>> BEGIN Data supplied

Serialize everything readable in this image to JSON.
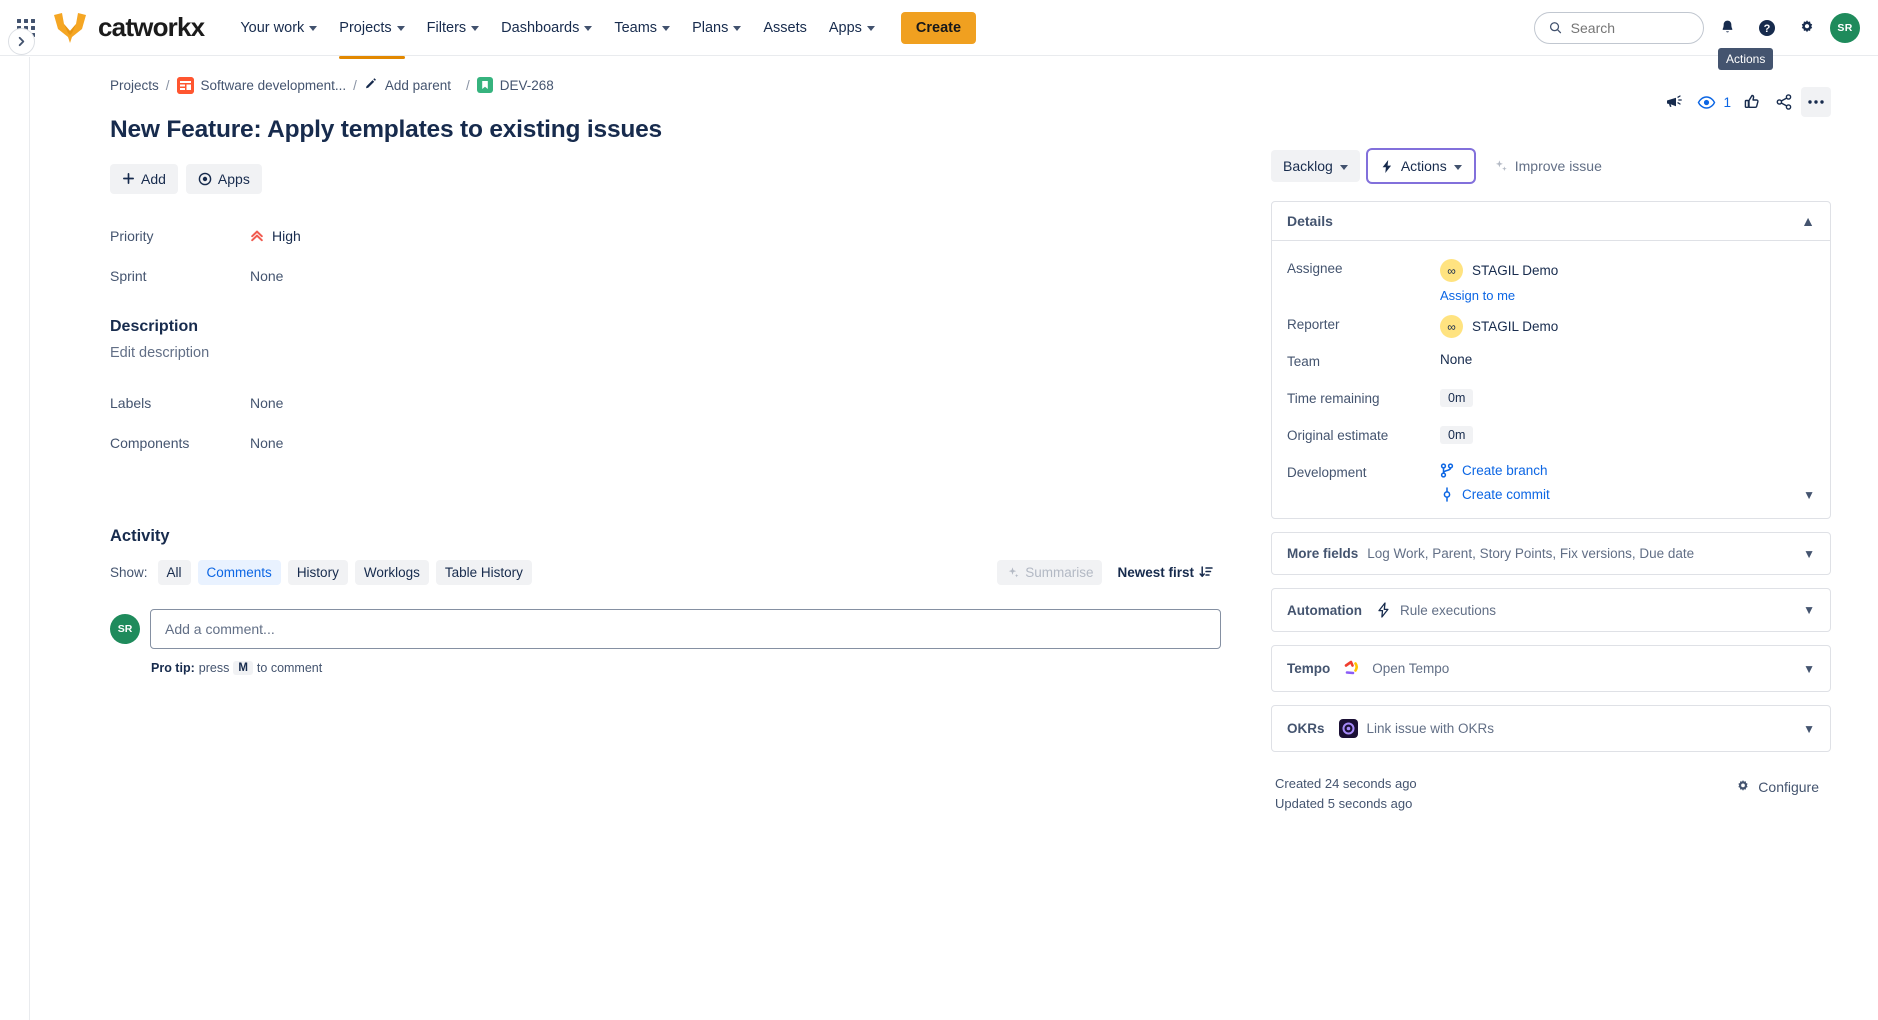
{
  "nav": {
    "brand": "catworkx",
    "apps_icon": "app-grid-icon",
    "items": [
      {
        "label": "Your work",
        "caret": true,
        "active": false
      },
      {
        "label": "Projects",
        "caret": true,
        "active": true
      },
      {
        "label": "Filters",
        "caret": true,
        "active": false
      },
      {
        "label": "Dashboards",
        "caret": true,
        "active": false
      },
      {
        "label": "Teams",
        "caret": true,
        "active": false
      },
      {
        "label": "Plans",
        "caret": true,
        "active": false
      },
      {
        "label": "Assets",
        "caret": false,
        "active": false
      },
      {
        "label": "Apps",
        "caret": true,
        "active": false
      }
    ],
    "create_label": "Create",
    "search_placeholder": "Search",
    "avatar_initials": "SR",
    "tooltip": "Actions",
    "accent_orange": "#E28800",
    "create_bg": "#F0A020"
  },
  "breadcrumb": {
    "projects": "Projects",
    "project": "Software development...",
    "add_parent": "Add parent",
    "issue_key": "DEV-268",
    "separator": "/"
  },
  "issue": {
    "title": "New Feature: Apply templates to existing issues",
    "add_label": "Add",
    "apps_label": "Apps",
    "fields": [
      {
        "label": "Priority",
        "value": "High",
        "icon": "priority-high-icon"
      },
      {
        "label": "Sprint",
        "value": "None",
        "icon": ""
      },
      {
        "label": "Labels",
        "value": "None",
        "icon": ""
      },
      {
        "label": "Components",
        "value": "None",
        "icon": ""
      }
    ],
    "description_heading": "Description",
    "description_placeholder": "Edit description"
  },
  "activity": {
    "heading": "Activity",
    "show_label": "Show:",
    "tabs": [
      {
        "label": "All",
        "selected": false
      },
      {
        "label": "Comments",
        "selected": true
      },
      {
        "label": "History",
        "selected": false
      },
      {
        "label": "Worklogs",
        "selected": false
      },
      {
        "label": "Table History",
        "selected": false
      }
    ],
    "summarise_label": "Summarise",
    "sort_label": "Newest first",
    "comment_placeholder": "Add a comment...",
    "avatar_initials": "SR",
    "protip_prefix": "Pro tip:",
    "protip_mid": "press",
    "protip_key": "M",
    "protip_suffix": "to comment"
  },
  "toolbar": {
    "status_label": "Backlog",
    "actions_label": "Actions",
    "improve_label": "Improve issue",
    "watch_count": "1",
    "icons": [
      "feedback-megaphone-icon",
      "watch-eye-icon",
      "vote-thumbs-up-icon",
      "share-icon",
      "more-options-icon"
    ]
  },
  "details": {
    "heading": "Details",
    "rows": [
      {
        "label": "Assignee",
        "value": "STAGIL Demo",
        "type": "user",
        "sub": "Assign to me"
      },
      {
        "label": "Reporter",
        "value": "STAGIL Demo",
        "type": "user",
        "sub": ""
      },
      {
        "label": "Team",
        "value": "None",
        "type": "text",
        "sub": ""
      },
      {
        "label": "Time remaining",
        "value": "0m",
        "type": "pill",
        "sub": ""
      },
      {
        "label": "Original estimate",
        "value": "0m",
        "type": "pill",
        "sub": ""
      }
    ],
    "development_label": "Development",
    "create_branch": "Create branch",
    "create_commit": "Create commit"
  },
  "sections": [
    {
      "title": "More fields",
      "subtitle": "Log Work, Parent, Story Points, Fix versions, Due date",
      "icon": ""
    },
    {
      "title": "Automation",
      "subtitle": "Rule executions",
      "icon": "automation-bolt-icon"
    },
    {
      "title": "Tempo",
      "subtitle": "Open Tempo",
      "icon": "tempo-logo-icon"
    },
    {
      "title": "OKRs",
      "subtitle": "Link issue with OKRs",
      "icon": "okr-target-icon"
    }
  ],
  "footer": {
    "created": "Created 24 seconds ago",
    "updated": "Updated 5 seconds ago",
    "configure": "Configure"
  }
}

>> END Data supplied
>> BEGIN Data supplied

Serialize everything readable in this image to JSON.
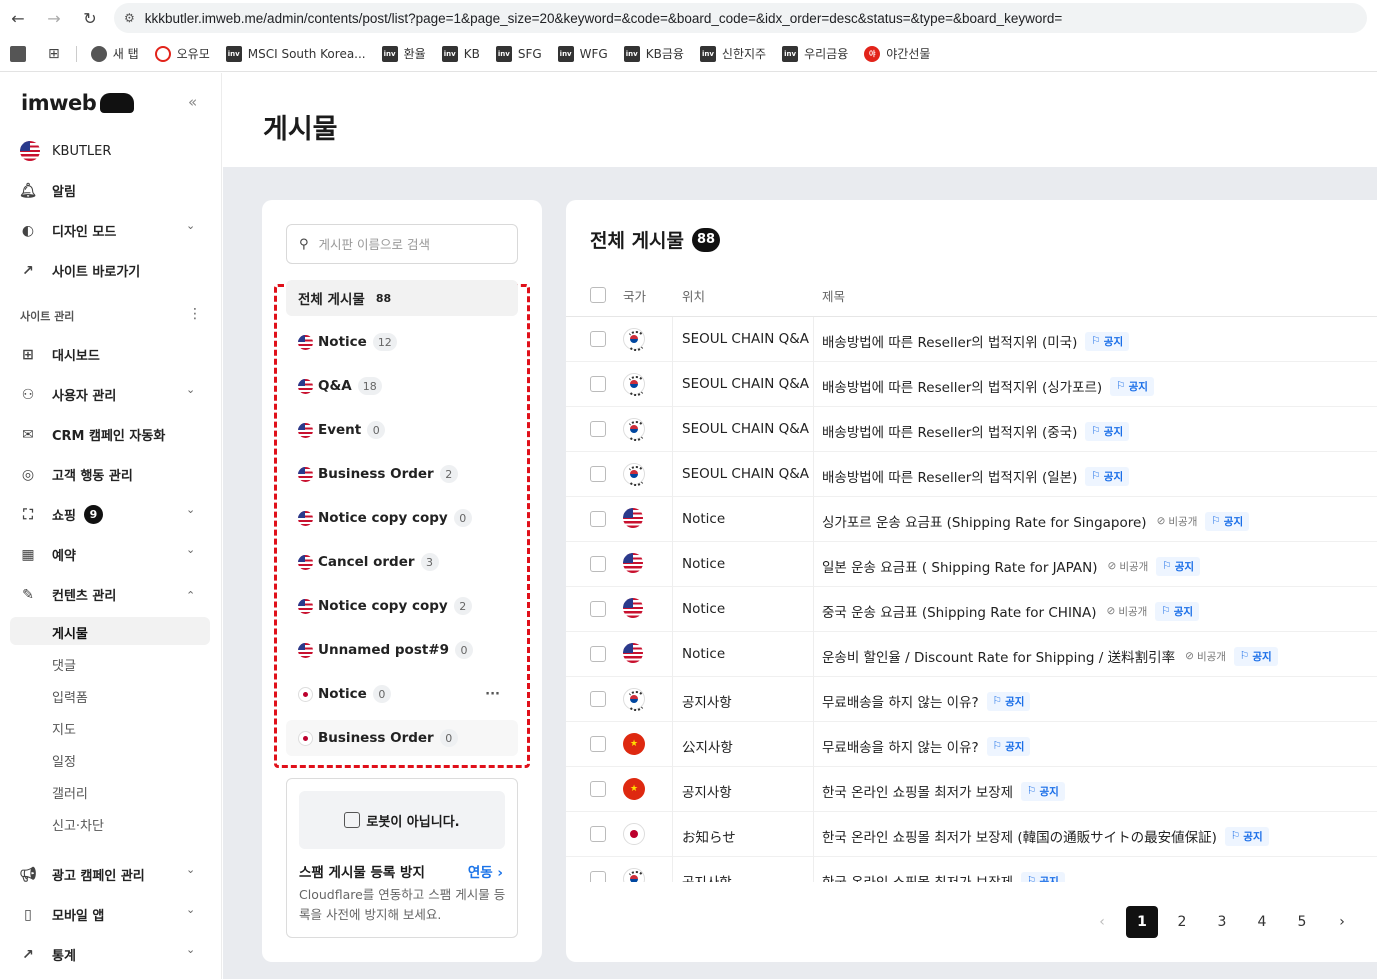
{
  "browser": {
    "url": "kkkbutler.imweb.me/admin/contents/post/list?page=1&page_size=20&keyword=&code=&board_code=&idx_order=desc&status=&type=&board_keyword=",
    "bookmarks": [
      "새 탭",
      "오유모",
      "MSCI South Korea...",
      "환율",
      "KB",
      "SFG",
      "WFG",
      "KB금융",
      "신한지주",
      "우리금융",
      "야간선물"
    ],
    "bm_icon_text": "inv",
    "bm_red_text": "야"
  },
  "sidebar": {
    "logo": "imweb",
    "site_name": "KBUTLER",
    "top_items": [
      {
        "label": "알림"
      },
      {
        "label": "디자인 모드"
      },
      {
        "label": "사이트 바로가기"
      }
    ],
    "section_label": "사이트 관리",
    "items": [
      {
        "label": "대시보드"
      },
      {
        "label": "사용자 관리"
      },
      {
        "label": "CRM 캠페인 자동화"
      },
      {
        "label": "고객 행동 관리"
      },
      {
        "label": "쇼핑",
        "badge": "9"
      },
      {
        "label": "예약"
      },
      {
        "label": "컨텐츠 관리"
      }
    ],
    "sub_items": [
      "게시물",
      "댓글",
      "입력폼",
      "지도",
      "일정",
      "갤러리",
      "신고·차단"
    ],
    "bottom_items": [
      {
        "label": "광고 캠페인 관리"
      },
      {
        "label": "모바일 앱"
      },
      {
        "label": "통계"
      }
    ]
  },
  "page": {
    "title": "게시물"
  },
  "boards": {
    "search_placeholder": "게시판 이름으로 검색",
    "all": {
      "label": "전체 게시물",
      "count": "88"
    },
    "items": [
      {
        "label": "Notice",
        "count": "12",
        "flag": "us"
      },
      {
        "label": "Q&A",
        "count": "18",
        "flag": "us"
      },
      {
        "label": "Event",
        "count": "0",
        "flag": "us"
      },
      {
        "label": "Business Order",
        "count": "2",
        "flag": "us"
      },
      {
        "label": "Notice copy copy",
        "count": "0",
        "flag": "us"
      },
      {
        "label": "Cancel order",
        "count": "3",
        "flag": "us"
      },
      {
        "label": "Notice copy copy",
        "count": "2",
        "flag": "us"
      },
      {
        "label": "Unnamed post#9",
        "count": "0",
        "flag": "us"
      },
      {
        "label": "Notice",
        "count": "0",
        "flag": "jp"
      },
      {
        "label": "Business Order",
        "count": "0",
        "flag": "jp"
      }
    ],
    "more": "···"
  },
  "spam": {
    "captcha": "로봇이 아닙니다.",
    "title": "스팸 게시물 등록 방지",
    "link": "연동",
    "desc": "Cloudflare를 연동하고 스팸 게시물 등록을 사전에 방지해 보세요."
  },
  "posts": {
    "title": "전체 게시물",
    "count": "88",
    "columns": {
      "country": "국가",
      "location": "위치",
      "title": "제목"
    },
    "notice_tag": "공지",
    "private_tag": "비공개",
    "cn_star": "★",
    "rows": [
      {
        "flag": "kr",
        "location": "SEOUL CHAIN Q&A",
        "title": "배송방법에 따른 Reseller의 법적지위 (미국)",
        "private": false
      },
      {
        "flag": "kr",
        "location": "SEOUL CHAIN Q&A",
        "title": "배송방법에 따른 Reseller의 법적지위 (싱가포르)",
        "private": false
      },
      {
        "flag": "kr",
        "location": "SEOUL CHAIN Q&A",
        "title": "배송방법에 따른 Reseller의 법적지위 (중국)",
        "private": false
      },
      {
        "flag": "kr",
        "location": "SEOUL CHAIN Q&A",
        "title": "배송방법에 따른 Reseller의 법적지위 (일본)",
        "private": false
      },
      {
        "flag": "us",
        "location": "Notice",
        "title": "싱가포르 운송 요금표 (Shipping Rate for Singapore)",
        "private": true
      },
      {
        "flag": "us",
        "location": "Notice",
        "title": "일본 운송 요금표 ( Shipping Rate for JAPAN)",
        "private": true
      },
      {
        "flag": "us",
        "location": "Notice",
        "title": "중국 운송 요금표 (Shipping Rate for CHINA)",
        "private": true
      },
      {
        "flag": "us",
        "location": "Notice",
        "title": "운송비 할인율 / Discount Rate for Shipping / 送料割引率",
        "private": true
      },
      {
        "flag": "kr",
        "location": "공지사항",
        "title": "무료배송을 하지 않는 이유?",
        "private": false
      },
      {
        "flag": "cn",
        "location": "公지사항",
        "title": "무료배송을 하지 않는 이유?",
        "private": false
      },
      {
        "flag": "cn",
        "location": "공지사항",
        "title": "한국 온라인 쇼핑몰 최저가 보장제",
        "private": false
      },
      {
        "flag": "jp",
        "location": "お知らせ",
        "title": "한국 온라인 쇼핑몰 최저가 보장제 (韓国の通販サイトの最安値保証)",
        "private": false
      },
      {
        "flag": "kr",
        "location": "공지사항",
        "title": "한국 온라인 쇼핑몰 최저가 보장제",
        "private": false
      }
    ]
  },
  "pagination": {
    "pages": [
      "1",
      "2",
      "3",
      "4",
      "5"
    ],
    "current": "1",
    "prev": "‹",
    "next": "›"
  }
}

>> END Data supplied

What is the number of lines above that contain the string "싱가포르"? Answer with the number alone.

__Solution for this exercise__
2